[Start of SUPPLIED DATA]

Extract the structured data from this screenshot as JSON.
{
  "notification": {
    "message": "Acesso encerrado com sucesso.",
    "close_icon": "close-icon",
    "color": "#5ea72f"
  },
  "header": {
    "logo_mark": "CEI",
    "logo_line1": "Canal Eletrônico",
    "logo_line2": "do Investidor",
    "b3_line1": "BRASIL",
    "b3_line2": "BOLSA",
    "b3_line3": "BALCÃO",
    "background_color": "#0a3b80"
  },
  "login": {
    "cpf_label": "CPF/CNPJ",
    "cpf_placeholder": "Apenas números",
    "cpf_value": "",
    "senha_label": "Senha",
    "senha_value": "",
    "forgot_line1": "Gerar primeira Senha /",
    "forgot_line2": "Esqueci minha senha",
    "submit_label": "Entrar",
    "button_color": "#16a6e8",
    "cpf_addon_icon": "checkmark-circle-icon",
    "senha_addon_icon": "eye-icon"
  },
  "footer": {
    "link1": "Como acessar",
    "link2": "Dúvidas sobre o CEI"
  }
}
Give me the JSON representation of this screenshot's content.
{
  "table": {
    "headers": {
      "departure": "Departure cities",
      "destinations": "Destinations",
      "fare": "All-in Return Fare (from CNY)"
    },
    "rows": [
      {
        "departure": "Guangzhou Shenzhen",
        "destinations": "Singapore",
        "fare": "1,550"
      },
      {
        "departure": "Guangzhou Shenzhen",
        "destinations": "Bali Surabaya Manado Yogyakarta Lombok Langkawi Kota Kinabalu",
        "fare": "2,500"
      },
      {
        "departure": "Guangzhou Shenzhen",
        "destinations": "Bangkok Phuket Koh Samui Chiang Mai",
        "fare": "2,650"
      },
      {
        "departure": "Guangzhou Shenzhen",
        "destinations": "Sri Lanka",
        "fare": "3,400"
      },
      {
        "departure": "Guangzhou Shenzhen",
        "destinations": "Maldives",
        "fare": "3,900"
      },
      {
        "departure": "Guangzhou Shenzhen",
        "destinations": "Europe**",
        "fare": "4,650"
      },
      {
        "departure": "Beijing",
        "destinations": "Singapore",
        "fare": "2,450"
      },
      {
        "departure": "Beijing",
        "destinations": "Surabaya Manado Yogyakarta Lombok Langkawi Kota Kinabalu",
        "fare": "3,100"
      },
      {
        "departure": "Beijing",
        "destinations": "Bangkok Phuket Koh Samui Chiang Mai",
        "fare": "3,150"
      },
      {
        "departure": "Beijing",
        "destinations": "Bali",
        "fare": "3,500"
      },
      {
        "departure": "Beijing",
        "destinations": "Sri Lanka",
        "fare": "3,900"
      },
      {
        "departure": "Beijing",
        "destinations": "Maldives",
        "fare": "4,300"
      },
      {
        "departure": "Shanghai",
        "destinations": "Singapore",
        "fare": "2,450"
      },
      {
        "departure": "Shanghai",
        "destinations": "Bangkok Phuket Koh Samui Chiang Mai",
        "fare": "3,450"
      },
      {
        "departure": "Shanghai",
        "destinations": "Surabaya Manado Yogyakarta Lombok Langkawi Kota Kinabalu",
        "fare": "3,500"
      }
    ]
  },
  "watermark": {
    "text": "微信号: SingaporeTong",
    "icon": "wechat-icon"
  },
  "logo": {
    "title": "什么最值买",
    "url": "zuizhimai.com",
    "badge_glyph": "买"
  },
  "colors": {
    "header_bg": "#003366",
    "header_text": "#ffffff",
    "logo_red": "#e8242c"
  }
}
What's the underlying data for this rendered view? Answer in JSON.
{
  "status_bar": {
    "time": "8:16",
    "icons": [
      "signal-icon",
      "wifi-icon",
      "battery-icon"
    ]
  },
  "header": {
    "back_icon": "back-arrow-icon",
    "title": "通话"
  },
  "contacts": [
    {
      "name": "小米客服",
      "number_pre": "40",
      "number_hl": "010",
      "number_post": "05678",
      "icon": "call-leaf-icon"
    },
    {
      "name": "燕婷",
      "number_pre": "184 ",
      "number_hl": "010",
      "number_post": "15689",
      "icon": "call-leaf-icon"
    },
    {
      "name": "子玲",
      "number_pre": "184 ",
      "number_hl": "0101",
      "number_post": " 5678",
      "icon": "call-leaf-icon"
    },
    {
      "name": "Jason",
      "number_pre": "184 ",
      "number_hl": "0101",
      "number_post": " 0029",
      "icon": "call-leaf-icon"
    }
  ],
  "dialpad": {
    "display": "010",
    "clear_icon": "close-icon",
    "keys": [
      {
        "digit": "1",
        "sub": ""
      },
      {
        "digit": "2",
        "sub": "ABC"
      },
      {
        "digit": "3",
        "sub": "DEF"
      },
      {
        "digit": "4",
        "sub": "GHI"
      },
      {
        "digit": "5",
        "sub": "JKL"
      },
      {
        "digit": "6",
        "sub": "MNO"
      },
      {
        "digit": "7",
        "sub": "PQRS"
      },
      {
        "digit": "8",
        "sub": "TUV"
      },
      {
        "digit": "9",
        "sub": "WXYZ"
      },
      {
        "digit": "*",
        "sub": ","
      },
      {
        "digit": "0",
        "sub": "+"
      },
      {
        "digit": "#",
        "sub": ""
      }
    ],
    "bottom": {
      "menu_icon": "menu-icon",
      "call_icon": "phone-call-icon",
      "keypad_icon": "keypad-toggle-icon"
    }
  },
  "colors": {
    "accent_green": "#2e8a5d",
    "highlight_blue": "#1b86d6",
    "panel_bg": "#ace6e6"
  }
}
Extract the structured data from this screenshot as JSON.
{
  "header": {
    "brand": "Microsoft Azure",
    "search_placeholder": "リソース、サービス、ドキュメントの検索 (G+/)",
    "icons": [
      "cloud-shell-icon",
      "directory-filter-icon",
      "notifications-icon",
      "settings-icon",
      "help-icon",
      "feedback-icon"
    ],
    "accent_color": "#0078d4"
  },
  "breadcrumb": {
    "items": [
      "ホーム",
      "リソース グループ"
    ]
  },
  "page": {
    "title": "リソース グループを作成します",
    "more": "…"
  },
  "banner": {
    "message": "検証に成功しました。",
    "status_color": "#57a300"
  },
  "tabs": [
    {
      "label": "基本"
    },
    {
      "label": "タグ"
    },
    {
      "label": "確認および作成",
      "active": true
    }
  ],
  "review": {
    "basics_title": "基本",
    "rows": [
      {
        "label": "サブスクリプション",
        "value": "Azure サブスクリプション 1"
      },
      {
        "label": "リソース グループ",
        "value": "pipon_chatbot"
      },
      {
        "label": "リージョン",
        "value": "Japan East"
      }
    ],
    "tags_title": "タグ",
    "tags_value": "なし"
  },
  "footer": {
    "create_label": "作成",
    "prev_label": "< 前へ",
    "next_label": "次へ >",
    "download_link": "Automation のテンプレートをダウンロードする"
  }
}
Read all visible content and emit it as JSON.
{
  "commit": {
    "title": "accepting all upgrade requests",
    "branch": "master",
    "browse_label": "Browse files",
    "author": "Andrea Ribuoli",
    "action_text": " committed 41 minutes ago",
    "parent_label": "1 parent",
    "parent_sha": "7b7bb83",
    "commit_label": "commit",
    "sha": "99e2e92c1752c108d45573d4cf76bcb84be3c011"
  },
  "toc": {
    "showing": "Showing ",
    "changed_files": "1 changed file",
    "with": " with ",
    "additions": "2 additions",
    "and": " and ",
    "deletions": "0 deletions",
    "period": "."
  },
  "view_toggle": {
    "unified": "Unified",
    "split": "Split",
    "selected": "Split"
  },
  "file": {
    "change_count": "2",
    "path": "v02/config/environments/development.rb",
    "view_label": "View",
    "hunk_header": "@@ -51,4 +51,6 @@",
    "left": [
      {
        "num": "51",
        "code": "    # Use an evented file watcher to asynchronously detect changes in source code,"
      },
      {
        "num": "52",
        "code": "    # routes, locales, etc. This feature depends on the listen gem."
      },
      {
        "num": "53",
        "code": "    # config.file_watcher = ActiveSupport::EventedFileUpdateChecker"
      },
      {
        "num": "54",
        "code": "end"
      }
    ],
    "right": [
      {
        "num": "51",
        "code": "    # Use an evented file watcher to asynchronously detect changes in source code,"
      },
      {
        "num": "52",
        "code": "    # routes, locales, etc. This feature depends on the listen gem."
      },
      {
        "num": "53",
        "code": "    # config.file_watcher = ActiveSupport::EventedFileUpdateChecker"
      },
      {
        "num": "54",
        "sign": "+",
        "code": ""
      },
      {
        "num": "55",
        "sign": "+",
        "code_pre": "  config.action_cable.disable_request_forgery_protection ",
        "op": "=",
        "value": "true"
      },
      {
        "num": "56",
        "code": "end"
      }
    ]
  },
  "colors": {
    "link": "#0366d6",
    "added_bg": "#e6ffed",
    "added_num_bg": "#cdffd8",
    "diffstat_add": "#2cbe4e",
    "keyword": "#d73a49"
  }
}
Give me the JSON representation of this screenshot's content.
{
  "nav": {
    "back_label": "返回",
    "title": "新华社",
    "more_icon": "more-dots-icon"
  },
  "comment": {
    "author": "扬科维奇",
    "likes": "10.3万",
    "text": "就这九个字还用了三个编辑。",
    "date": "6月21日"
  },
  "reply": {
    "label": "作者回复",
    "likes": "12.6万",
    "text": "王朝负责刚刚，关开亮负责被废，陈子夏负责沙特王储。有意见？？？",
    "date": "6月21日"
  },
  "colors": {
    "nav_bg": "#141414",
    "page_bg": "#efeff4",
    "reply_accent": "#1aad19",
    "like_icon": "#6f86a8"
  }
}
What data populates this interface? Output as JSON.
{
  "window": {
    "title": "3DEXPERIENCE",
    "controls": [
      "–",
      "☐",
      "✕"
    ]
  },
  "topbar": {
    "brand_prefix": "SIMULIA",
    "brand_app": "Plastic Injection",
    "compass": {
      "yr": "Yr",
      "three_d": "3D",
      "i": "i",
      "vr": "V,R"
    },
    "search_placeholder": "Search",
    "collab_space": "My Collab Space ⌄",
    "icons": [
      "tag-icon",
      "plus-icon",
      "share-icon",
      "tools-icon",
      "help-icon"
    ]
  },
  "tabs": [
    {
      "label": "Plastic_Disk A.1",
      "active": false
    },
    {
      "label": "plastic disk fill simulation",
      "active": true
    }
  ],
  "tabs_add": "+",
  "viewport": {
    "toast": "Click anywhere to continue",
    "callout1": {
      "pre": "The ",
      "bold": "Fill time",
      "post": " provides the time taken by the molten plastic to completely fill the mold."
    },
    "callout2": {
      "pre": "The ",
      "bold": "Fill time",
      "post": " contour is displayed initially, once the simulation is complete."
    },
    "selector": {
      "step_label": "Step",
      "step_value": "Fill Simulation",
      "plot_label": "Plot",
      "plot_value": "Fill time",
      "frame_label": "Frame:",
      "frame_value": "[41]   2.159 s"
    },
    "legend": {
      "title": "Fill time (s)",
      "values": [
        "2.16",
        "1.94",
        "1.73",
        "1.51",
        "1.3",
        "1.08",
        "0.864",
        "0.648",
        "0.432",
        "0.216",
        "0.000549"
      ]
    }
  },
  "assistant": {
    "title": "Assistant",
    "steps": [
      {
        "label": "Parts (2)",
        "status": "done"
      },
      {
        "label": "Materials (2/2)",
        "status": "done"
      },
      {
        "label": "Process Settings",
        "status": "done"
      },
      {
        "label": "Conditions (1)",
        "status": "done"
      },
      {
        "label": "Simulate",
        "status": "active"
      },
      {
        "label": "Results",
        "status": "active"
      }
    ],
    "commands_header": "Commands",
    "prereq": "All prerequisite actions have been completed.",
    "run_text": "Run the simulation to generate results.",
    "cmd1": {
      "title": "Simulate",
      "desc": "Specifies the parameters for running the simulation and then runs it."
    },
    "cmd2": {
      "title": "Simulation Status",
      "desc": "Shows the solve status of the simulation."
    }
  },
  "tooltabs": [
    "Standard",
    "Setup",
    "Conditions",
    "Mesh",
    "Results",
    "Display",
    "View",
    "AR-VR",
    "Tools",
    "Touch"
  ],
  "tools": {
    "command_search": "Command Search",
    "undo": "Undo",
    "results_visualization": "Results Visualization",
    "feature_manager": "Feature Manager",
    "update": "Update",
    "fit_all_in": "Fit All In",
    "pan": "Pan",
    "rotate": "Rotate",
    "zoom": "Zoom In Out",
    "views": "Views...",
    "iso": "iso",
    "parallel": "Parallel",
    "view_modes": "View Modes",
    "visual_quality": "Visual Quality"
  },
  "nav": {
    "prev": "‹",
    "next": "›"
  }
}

[End of SUPPLIED DATA]

*DIRECTION*: Gather each line from the entries above that includes the word "digit".

*WORKED ANSWER*:
        "digit": "1",
        "digit": "2",
        "digit": "3",
        "digit": "4",
        "digit": "5",
        "digit": "6",
        "digit": "7",
        "digit": "8",
        "digit": "9",
        "digit": "*",
        "digit": "0",
        "digit": "#",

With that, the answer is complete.